● **SUPPLIED RECORDS**:
(begin)

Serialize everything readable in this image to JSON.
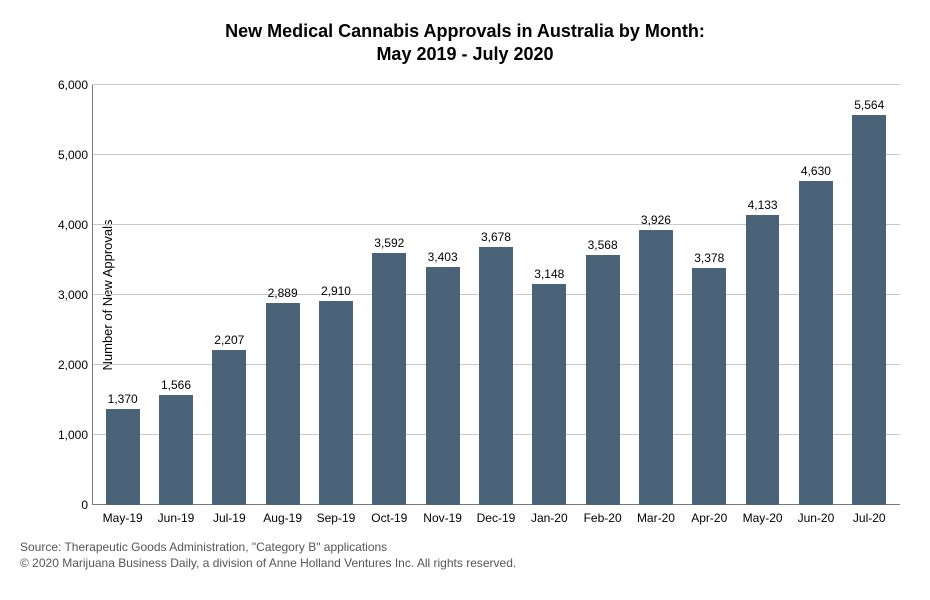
{
  "chart": {
    "type": "bar",
    "title_line1": "New Medical Cannabis Approvals in Australia by Month:",
    "title_line2": "May 2019 - July 2020",
    "title_fontsize": 18,
    "y_axis_label": "Number of New Approvals",
    "axis_label_fontsize": 13,
    "categories_idx": [
      "0",
      "1",
      "2",
      "3",
      "4",
      "5",
      "6",
      "7",
      "8",
      "9",
      "10",
      "11",
      "12",
      "13",
      "14"
    ],
    "categories": [
      "May-19",
      "Jun-19",
      "Jul-19",
      "Aug-19",
      "Sep-19",
      "Oct-19",
      "Nov-19",
      "Dec-19",
      "Jan-20",
      "Feb-20",
      "Mar-20",
      "Apr-20",
      "May-20",
      "Jun-20",
      "Jul-20"
    ],
    "values": [
      1370,
      1566,
      2207,
      2889,
      2910,
      3592,
      3403,
      3678,
      3148,
      3568,
      3926,
      3378,
      4133,
      4630,
      5564
    ],
    "value_labels": [
      "1,370",
      "1,566",
      "2,207",
      "2,889",
      "2,910",
      "3,592",
      "3,403",
      "3,678",
      "3,148",
      "3,568",
      "3,926",
      "3,378",
      "4,133",
      "4,630",
      "5,564"
    ],
    "ylim": [
      0,
      6000
    ],
    "ytick_step": 1000,
    "yticks_idx": [
      "0",
      "1",
      "2",
      "3",
      "4",
      "5",
      "6"
    ],
    "yticks_raw": [
      0,
      1000,
      2000,
      3000,
      4000,
      5000,
      6000
    ],
    "yticks": [
      "0",
      "1,000",
      "2,000",
      "3,000",
      "4,000",
      "5,000",
      "6,000"
    ],
    "bar_color": "#4a6379",
    "background_color": "#ffffff",
    "grid_color": "#c8c8c8",
    "axis_color": "#7a7a7a",
    "value_label_fontsize": 12,
    "tick_label_fontsize": 12,
    "bar_width_ratio": 0.78
  },
  "footer": {
    "source": "Source: Therapeutic Goods Administration, \"Category B\" applications",
    "copyright": "© 2020 Marijuana Business Daily, a division of Anne Holland Ventures Inc. All rights reserved.",
    "fontsize": 12,
    "color": "#555555"
  }
}
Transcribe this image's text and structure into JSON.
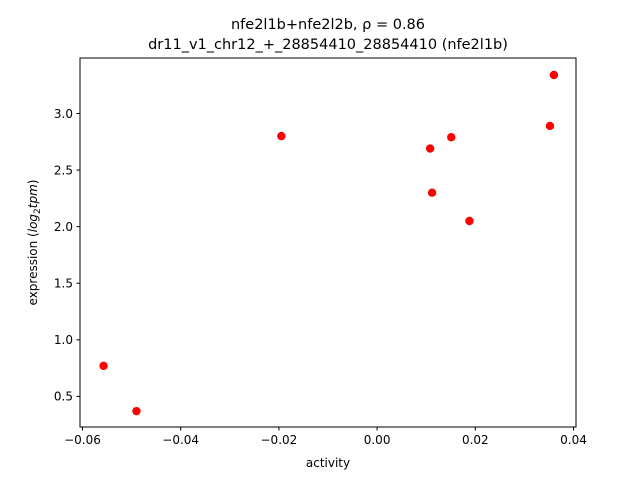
{
  "chart_data": {
    "type": "scatter",
    "title_line1": "nfe2l1b+nfe2l2b, ρ = 0.86",
    "title_line2": "dr11_v1_chr12_+_28854410_28854410 (nfe2l1b)",
    "xlabel": "activity",
    "ylabel_prefix": "expression (",
    "ylabel_log": "log",
    "ylabel_sub": "2",
    "ylabel_tpm": "tpm",
    "ylabel_suffix": ")",
    "xlim": [
      -0.0605,
      0.0405
    ],
    "ylim": [
      0.23,
      3.49
    ],
    "xticks": [
      -0.06,
      -0.04,
      -0.02,
      0.0,
      0.02,
      0.04
    ],
    "xtick_labels": [
      "−0.06",
      "−0.04",
      "−0.02",
      "0.00",
      "0.02",
      "0.04"
    ],
    "yticks": [
      0.5,
      1.0,
      1.5,
      2.0,
      2.5,
      3.0
    ],
    "ytick_labels": [
      "0.5",
      "1.0",
      "1.5",
      "2.0",
      "2.5",
      "3.0"
    ],
    "marker_color": "#ff0000",
    "points": [
      {
        "x": -0.0557,
        "y": 0.77
      },
      {
        "x": -0.049,
        "y": 0.37
      },
      {
        "x": -0.0195,
        "y": 2.8
      },
      {
        "x": 0.0108,
        "y": 2.69
      },
      {
        "x": 0.0112,
        "y": 2.3
      },
      {
        "x": 0.0151,
        "y": 2.79
      },
      {
        "x": 0.0188,
        "y": 2.05
      },
      {
        "x": 0.0352,
        "y": 2.89
      },
      {
        "x": 0.036,
        "y": 3.34
      }
    ]
  }
}
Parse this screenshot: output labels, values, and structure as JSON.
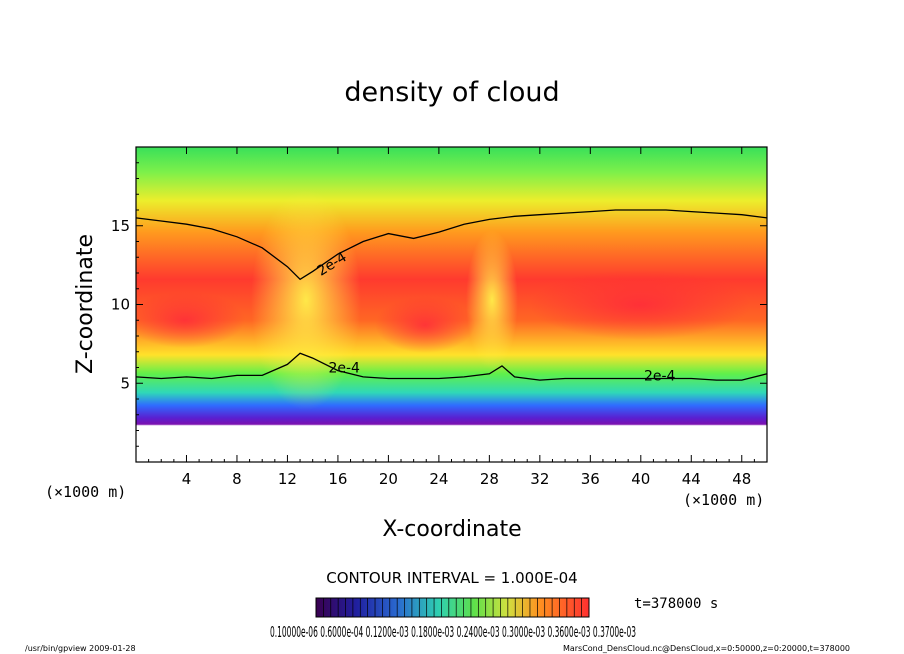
{
  "chart_data": {
    "type": "heatmap",
    "title": "density of cloud",
    "xlabel": "X-coordinate",
    "ylabel": "Z-coordinate",
    "x_unit": "(×1000 m)",
    "y_unit": "(×1000 m)",
    "xlim": [
      0,
      50
    ],
    "ylim": [
      0,
      20
    ],
    "x_ticks": [
      4,
      8,
      12,
      16,
      20,
      24,
      28,
      32,
      36,
      40,
      44,
      48
    ],
    "y_ticks": [
      5,
      10,
      15
    ],
    "contour_level_label": "2e-4",
    "contour_interval_text": "CONTOUR INTERVAL = 1.000E-04",
    "time_label": "t=378000 s",
    "colorbar_tick_text": "0.10000e-06 0.6000e-04 0.1200e-03 0.1800e-03 0.2400e-03 0.3000e-03 0.3600e-03 0.3700e-03",
    "colorbar_range": [
      1e-07,
      0.00037
    ],
    "colors": {
      "background": "#ffffff",
      "low": "#6600aa",
      "mid": "#33dd33",
      "high": "#ff3333"
    },
    "upper_contour_2e4": {
      "x": [
        0,
        2,
        4,
        6,
        8,
        10,
        12,
        13,
        14,
        16,
        18,
        20,
        22,
        24,
        26,
        28,
        30,
        32,
        34,
        36,
        38,
        40,
        42,
        44,
        46,
        48,
        50
      ],
      "z": [
        15.5,
        15.3,
        15.1,
        14.8,
        14.3,
        13.6,
        12.4,
        11.6,
        12.1,
        13.2,
        14.0,
        14.5,
        14.2,
        14.6,
        15.1,
        15.4,
        15.6,
        15.7,
        15.8,
        15.9,
        16.0,
        16.0,
        16.0,
        15.9,
        15.8,
        15.7,
        15.5
      ]
    },
    "lower_contour_2e4": {
      "x": [
        0,
        2,
        4,
        6,
        8,
        10,
        12,
        13,
        14,
        16,
        18,
        20,
        22,
        24,
        26,
        28,
        29,
        30,
        32,
        34,
        36,
        38,
        40,
        42,
        44,
        46,
        48,
        50
      ],
      "z": [
        5.4,
        5.3,
        5.4,
        5.3,
        5.5,
        5.5,
        6.2,
        6.9,
        6.6,
        5.8,
        5.4,
        5.3,
        5.3,
        5.3,
        5.4,
        5.6,
        6.1,
        5.4,
        5.2,
        5.3,
        5.3,
        5.3,
        5.3,
        5.3,
        5.3,
        5.2,
        5.2,
        5.6
      ]
    }
  },
  "footer": {
    "left": "/usr/bin/gpview   2009-01-28",
    "right": "MarsCond_DensCloud.nc@DensCloud,x=0:50000,z=0:20000,t=378000"
  }
}
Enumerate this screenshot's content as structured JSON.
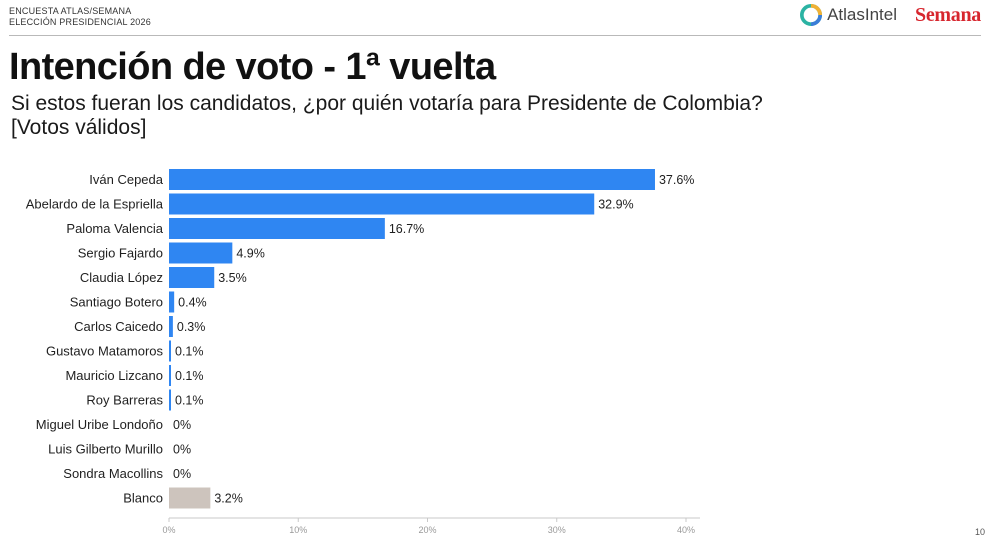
{
  "header": {
    "kicker_line1": "ENCUESTA ATLAS/SEMANA",
    "kicker_line2": "ELECCIÓN PRESIDENCIAL 2026",
    "logo_atlas": "AtlasIntel",
    "logo_semana": "Semana"
  },
  "title": "Intención de voto - 1ª vuelta",
  "subtitle_line1": "Si estos fueran los candidatos, ¿por quién votaría para Presidente de Colombia?",
  "subtitle_line2": "[Votos válidos]",
  "page_number": "10",
  "colors": {
    "bar": "#2f86f2",
    "bar_blank": "#cdc4bd",
    "brand_red": "#d7262e"
  },
  "chart_data": {
    "type": "bar",
    "orientation": "horizontal",
    "categories": [
      "Iván Cepeda",
      "Abelardo de la Espriella",
      "Paloma Valencia",
      "Sergio Fajardo",
      "Claudia López",
      "Santiago Botero",
      "Carlos Caicedo",
      "Gustavo Matamoros",
      "Mauricio Lizcano",
      "Roy Barreras",
      "Miguel Uribe Londoño",
      "Luis Gilberto Murillo",
      "Sondra Macollins",
      "Blanco"
    ],
    "values": [
      37.6,
      32.9,
      16.7,
      4.9,
      3.5,
      0.4,
      0.3,
      0.1,
      0.1,
      0.1,
      0,
      0,
      0,
      3.2
    ],
    "data_labels": [
      "37.6%",
      "32.9%",
      "16.7%",
      "4.9%",
      "3.5%",
      "0.4%",
      "0.3%",
      "0.1%",
      "0.1%",
      "0.1%",
      "0%",
      "0%",
      "0%",
      "3.2%"
    ],
    "highlight_category": "Blanco",
    "xlim": [
      0,
      40
    ],
    "xticks": [
      0,
      10,
      20,
      30,
      40
    ],
    "xtick_labels": [
      "0%",
      "10%",
      "20%",
      "30%",
      "40%"
    ],
    "grid": false,
    "legend": "none"
  }
}
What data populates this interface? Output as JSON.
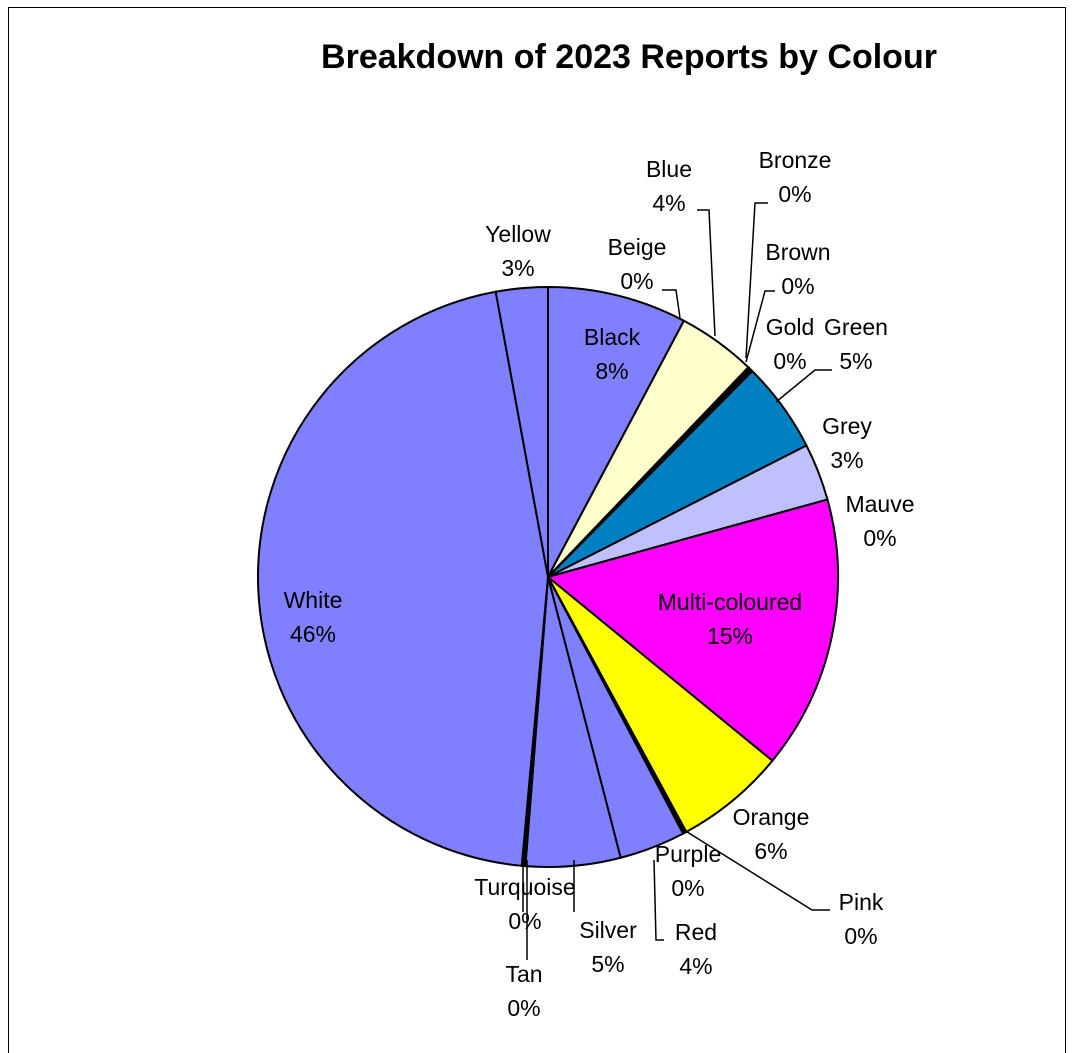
{
  "chart_data": {
    "type": "pie",
    "title": "Breakdown of 2023 Reports by Colour",
    "slices": [
      {
        "label": "Black",
        "pct_label": "8%",
        "value": 7.8,
        "color": "#8080ff"
      },
      {
        "label": "Beige",
        "pct_label": "0%",
        "value": 0.0,
        "color": "#8080ff"
      },
      {
        "label": "Blue",
        "pct_label": "4%",
        "value": 4.4,
        "color": "#ffffcc"
      },
      {
        "label": "Bronze",
        "pct_label": "0%",
        "value": 0.1,
        "color": "#8080ff"
      },
      {
        "label": "Brown",
        "pct_label": "0%",
        "value": 0.1,
        "color": "#8080ff"
      },
      {
        "label": "Gold",
        "pct_label": "0%",
        "value": 0.1,
        "color": "#8080ff"
      },
      {
        "label": "Green",
        "pct_label": "5%",
        "value": 5.1,
        "color": "#0080c0"
      },
      {
        "label": "Grey",
        "pct_label": "3%",
        "value": 3.2,
        "color": "#c0c0ff"
      },
      {
        "label": "Mauve",
        "pct_label": "0%",
        "value": 0.0,
        "color": "#8080ff"
      },
      {
        "label": "Multi-coloured",
        "pct_label": "15%",
        "value": 15.3,
        "color": "#ff00ff"
      },
      {
        "label": "Orange",
        "pct_label": "6%",
        "value": 6.2,
        "color": "#ffff00"
      },
      {
        "label": "Pink",
        "pct_label": "0%",
        "value": 0.1,
        "color": "#8080ff"
      },
      {
        "label": "Purple",
        "pct_label": "0%",
        "value": 0.1,
        "color": "#8080ff"
      },
      {
        "label": "Red",
        "pct_label": "4%",
        "value": 3.7,
        "color": "#8080ff"
      },
      {
        "label": "Silver",
        "pct_label": "5%",
        "value": 5.3,
        "color": "#8080ff"
      },
      {
        "label": "Tan",
        "pct_label": "0%",
        "value": 0.1,
        "color": "#8080ff"
      },
      {
        "label": "Turquoise",
        "pct_label": "0%",
        "value": 0.1,
        "color": "#8080ff"
      },
      {
        "label": "White",
        "pct_label": "46%",
        "value": 45.9,
        "color": "#8080ff"
      },
      {
        "label": "Yellow",
        "pct_label": "3%",
        "value": 2.9,
        "color": "#8080ff"
      }
    ]
  }
}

(end)

● **YOUR GOAL**:
Locate the string "Approvals" in the listing above and copy every line where it occurs.

● **WORKED SOLUTION**:
    "title_line1": "New Medical Cannabis Approvals in Australia by Month:",
    "y_axis_label": "Number of New Approvals",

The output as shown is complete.